━━━━━ GIVEN INFORMATION ━━━━━

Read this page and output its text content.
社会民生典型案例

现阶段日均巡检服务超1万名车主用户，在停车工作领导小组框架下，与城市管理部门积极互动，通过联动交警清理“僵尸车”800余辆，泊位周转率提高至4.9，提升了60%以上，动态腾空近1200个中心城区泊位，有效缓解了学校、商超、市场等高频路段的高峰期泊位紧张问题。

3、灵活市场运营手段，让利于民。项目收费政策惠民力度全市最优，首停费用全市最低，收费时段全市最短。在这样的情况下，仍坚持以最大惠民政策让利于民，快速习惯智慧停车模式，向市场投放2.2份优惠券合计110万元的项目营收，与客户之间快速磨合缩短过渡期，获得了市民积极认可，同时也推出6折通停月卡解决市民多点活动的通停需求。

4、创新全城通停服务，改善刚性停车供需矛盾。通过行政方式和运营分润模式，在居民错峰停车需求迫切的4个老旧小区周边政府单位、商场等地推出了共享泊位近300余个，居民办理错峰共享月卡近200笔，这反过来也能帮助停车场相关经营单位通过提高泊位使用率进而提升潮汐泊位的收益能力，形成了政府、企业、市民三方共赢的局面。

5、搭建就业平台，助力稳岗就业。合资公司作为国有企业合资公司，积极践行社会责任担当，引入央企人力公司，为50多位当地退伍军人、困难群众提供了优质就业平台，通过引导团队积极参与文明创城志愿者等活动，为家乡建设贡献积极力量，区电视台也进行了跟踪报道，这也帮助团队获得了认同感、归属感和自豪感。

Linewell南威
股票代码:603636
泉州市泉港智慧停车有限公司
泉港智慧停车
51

━━━━━

— DESCRIPTION OF THE TASK —
Transcribe every entry exactly.

— SOLVED EXERCISE —
Read this page and output its text content.
社会民生典型案例

现阶段日均巡检服务超1万名车主用户，在停车工作领导小组框架下，与城市管理部门积极互动，通过联动交警清理“僵尸车”800余辆，泊位周转率提高至4.9，提升了60%以上，动态腾空近1200个中心城区泊位，有效缓解了学校、商超、市场等高频路段的高峰期泊位紧张问题。

3、灵活市场运营手段，让利于民。项目收费政策惠民力度全市最优，首停费用全市最低，收费时段全市最短。在这样的情况下，仍坚持以最大惠民政策让利于民，快速习惯智慧停车模式，向市场投放2.2份优惠券合计110万元的项目营收，与客户之间快速磨合缩短过渡期，获得了市民积极认可，同时也推出6折通停月卡解决市民多点活动的通停需求。

4、创新全城通停服务，改善刚性停车供需矛盾。通过行政方式和运营分润模式，在居民错峰停车需求迫切的4个老旧小区周边政府单位、商场等地推出了共享泊位近300余个，居民办理错峰共享月卡近200笔，这反过来也能帮助停车场相关经营单位通过提高泊位使用率进而提升潮汐泊位的收益能力，形成了政府、企业、市民三方共赢的局面。

5、搭建就业平台，助力稳岗就业。合资公司作为国有企业合资公司，积极践行社会责任担当，引入央企人力公司，为50多位当地退伍军人、困难群众提供了优质就业平台，通过引导团队积极参与文明创城志愿者等活动，为家乡建设贡献积极力量，区电视台也进行了跟踪报道，这也帮助团队获得了认同感、归属感和自豪感。

Linewell南威
股票代码:603636
泉州市泉港智慧停车有限公司
泉港智慧停车
51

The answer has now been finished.